[Start Material to process]
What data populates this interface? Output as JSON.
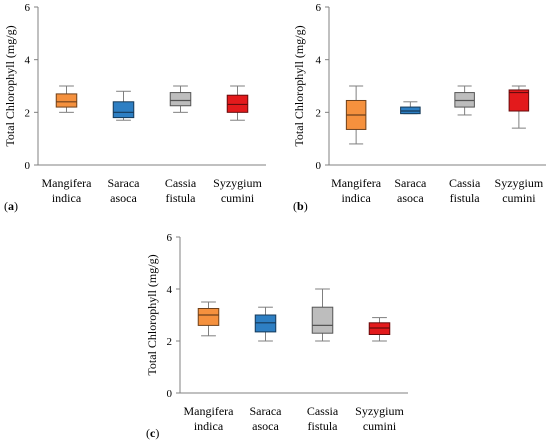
{
  "chart_data": [
    {
      "type": "box",
      "panel_label": "(a)",
      "ylabel": "Total Chlorophyll (mg/g)",
      "ylim": [
        0,
        6
      ],
      "yticks": [
        0,
        2,
        4,
        6
      ],
      "grid": false,
      "categories": [
        {
          "line1": "Mangifera",
          "line2": "indica"
        },
        {
          "line1": "Saraca",
          "line2": "asoca"
        },
        {
          "line1": "Cassia",
          "line2": "fistula"
        },
        {
          "line1": "Syzygium",
          "line2": "cumini"
        }
      ],
      "colors": [
        "#F5913E",
        "#2E7FC3",
        "#BDBDBD",
        "#E31A1C"
      ],
      "boxes": [
        {
          "min": 2.0,
          "q1": 2.2,
          "median": 2.4,
          "q3": 2.7,
          "max": 3.0
        },
        {
          "min": 1.7,
          "q1": 1.8,
          "median": 2.0,
          "q3": 2.4,
          "max": 2.8
        },
        {
          "min": 2.0,
          "q1": 2.25,
          "median": 2.45,
          "q3": 2.75,
          "max": 3.0
        },
        {
          "min": 1.7,
          "q1": 2.0,
          "median": 2.3,
          "q3": 2.65,
          "max": 3.0
        }
      ]
    },
    {
      "type": "box",
      "panel_label": "(b)",
      "ylabel": "Total Chlorophyll (mg/g)",
      "ylim": [
        0,
        6
      ],
      "yticks": [
        0,
        2,
        4,
        6
      ],
      "grid": false,
      "categories": [
        {
          "line1": "Mangifera",
          "line2": "indica"
        },
        {
          "line1": "Saraca",
          "line2": "asoca"
        },
        {
          "line1": "Cassia",
          "line2": "fistula"
        },
        {
          "line1": "Syzygium",
          "line2": "cumini"
        }
      ],
      "colors": [
        "#F5913E",
        "#2E7FC3",
        "#BDBDBD",
        "#E31A1C"
      ],
      "boxes": [
        {
          "min": 0.8,
          "q1": 1.35,
          "median": 1.9,
          "q3": 2.45,
          "max": 3.0
        },
        {
          "min": 1.95,
          "q1": 1.95,
          "median": 2.05,
          "q3": 2.2,
          "max": 2.4
        },
        {
          "min": 1.9,
          "q1": 2.2,
          "median": 2.45,
          "q3": 2.75,
          "max": 3.0
        },
        {
          "min": 1.4,
          "q1": 2.05,
          "median": 2.75,
          "q3": 2.85,
          "max": 3.0
        }
      ]
    },
    {
      "type": "box",
      "panel_label": "(c)",
      "ylabel": "Total Chlorophyll (mg/g)",
      "ylim": [
        0,
        6
      ],
      "yticks": [
        0,
        2,
        4,
        6
      ],
      "grid": false,
      "categories": [
        {
          "line1": "Mangifera",
          "line2": "indica"
        },
        {
          "line1": "Saraca",
          "line2": "asoca"
        },
        {
          "line1": "Cassia",
          "line2": "fistula"
        },
        {
          "line1": "Syzygium",
          "line2": "cumini"
        }
      ],
      "colors": [
        "#F5913E",
        "#2E7FC3",
        "#BDBDBD",
        "#E31A1C"
      ],
      "boxes": [
        {
          "min": 2.2,
          "q1": 2.6,
          "median": 3.0,
          "q3": 3.25,
          "max": 3.5
        },
        {
          "min": 2.0,
          "q1": 2.35,
          "median": 2.7,
          "q3": 3.0,
          "max": 3.3
        },
        {
          "min": 2.0,
          "q1": 2.3,
          "median": 2.6,
          "q3": 3.3,
          "max": 4.0
        },
        {
          "min": 2.0,
          "q1": 2.25,
          "median": 2.5,
          "q3": 2.7,
          "max": 2.9
        }
      ]
    }
  ]
}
[End Material to process]
Given instruction » Reproduce every record above exactly, omitting the pictures.

Correct answer »
What data populates this interface? Output as JSON.
{
  "chart_data": [
    {
      "type": "box",
      "panel_label": "(a)",
      "ylabel": "Total Chlorophyll (mg/g)",
      "ylim": [
        0,
        6
      ],
      "yticks": [
        0,
        2,
        4,
        6
      ],
      "grid": false,
      "categories": [
        {
          "line1": "Mangifera",
          "line2": "indica"
        },
        {
          "line1": "Saraca",
          "line2": "asoca"
        },
        {
          "line1": "Cassia",
          "line2": "fistula"
        },
        {
          "line1": "Syzygium",
          "line2": "cumini"
        }
      ],
      "colors": [
        "#F5913E",
        "#2E7FC3",
        "#BDBDBD",
        "#E31A1C"
      ],
      "boxes": [
        {
          "min": 2.0,
          "q1": 2.2,
          "median": 2.4,
          "q3": 2.7,
          "max": 3.0
        },
        {
          "min": 1.7,
          "q1": 1.8,
          "median": 2.0,
          "q3": 2.4,
          "max": 2.8
        },
        {
          "min": 2.0,
          "q1": 2.25,
          "median": 2.45,
          "q3": 2.75,
          "max": 3.0
        },
        {
          "min": 1.7,
          "q1": 2.0,
          "median": 2.3,
          "q3": 2.65,
          "max": 3.0
        }
      ]
    },
    {
      "type": "box",
      "panel_label": "(b)",
      "ylabel": "Total Chlorophyll (mg/g)",
      "ylim": [
        0,
        6
      ],
      "yticks": [
        0,
        2,
        4,
        6
      ],
      "grid": false,
      "categories": [
        {
          "line1": "Mangifera",
          "line2": "indica"
        },
        {
          "line1": "Saraca",
          "line2": "asoca"
        },
        {
          "line1": "Cassia",
          "line2": "fistula"
        },
        {
          "line1": "Syzygium",
          "line2": "cumini"
        }
      ],
      "colors": [
        "#F5913E",
        "#2E7FC3",
        "#BDBDBD",
        "#E31A1C"
      ],
      "boxes": [
        {
          "min": 0.8,
          "q1": 1.35,
          "median": 1.9,
          "q3": 2.45,
          "max": 3.0
        },
        {
          "min": 1.95,
          "q1": 1.95,
          "median": 2.05,
          "q3": 2.2,
          "max": 2.4
        },
        {
          "min": 1.9,
          "q1": 2.2,
          "median": 2.45,
          "q3": 2.75,
          "max": 3.0
        },
        {
          "min": 1.4,
          "q1": 2.05,
          "median": 2.75,
          "q3": 2.85,
          "max": 3.0
        }
      ]
    },
    {
      "type": "box",
      "panel_label": "(c)",
      "ylabel": "Total Chlorophyll (mg/g)",
      "ylim": [
        0,
        6
      ],
      "yticks": [
        0,
        2,
        4,
        6
      ],
      "grid": false,
      "categories": [
        {
          "line1": "Mangifera",
          "line2": "indica"
        },
        {
          "line1": "Saraca",
          "line2": "asoca"
        },
        {
          "line1": "Cassia",
          "line2": "fistula"
        },
        {
          "line1": "Syzygium",
          "line2": "cumini"
        }
      ],
      "colors": [
        "#F5913E",
        "#2E7FC3",
        "#BDBDBD",
        "#E31A1C"
      ],
      "boxes": [
        {
          "min": 2.2,
          "q1": 2.6,
          "median": 3.0,
          "q3": 3.25,
          "max": 3.5
        },
        {
          "min": 2.0,
          "q1": 2.35,
          "median": 2.7,
          "q3": 3.0,
          "max": 3.3
        },
        {
          "min": 2.0,
          "q1": 2.3,
          "median": 2.6,
          "q3": 3.3,
          "max": 4.0
        },
        {
          "min": 2.0,
          "q1": 2.25,
          "median": 2.5,
          "q3": 2.7,
          "max": 2.9
        }
      ]
    }
  ]
}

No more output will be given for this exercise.